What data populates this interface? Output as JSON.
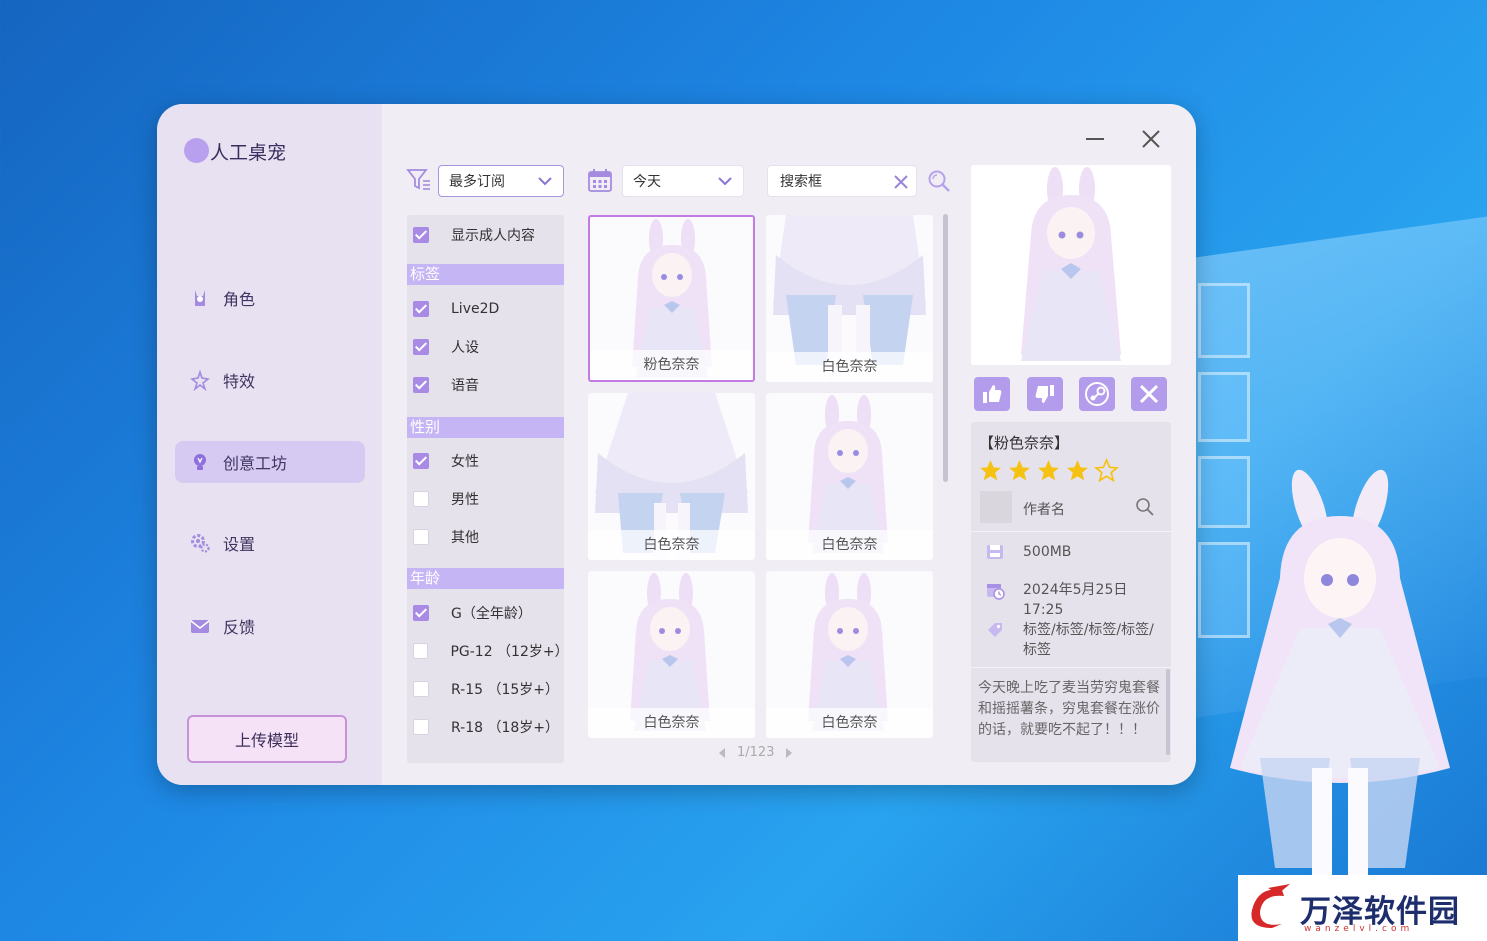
{
  "app": {
    "title": "人工桌宠"
  },
  "nav": {
    "items": [
      {
        "label": "角色",
        "icon": "character-icon"
      },
      {
        "label": "特效",
        "icon": "effects-icon"
      },
      {
        "label": "创意工坊",
        "icon": "lightbulb-icon",
        "active": true
      },
      {
        "label": "设置",
        "icon": "gear-icon"
      },
      {
        "label": "反馈",
        "icon": "mail-icon"
      }
    ],
    "upload_label": "上传模型"
  },
  "toolbar": {
    "sort_value": "最多订阅",
    "date_value": "今天",
    "search_placeholder": "搜索框"
  },
  "filters": {
    "adult": {
      "label": "显示成人内容",
      "checked": true
    },
    "tags_header": "标签",
    "tags": [
      {
        "label": "Live2D",
        "checked": true
      },
      {
        "label": "人设",
        "checked": true
      },
      {
        "label": "语音",
        "checked": true
      }
    ],
    "gender_header": "性别",
    "genders": [
      {
        "label": "女性",
        "checked": true
      },
      {
        "label": "男性",
        "checked": false
      },
      {
        "label": "其他",
        "checked": false
      }
    ],
    "age_header": "年龄",
    "ages": [
      {
        "label": "G（全年龄）",
        "checked": true
      },
      {
        "label": "PG-12 （12岁+）",
        "checked": false
      },
      {
        "label": "R-15 （15岁+）",
        "checked": false
      },
      {
        "label": "R-18 （18岁+）",
        "checked": false
      }
    ]
  },
  "grid": {
    "cards": [
      {
        "label": "粉色奈奈",
        "selected": true
      },
      {
        "label": "白色奈奈"
      },
      {
        "label": "白色奈奈"
      },
      {
        "label": "白色奈奈"
      },
      {
        "label": "白色奈奈"
      },
      {
        "label": "白色奈奈"
      }
    ],
    "pager": "1/123"
  },
  "detail": {
    "name": "【粉色奈奈】",
    "rating": 4,
    "rating_max": 5,
    "author": "作者名",
    "size": "500MB",
    "date": "2024年5月25日 17:25",
    "tags": "标签/标签/标签/标签/标签",
    "description": "今天晚上吃了麦当劳穷鬼套餐和摇摇薯条，穷鬼套餐在涨价的话，就要吃不起了！！！"
  },
  "watermark": {
    "title": "万泽软件园",
    "sub": "wanzelvl.com"
  },
  "colors": {
    "accent": "#b39ceb",
    "header": "#c6b5f4",
    "star": "#f5c211"
  }
}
· · ·
§ **SET TASK**: Your answer should be one number: how many lines of the listing include the word "icon".

§ **ANSWER TO THE EXERCISE**: 5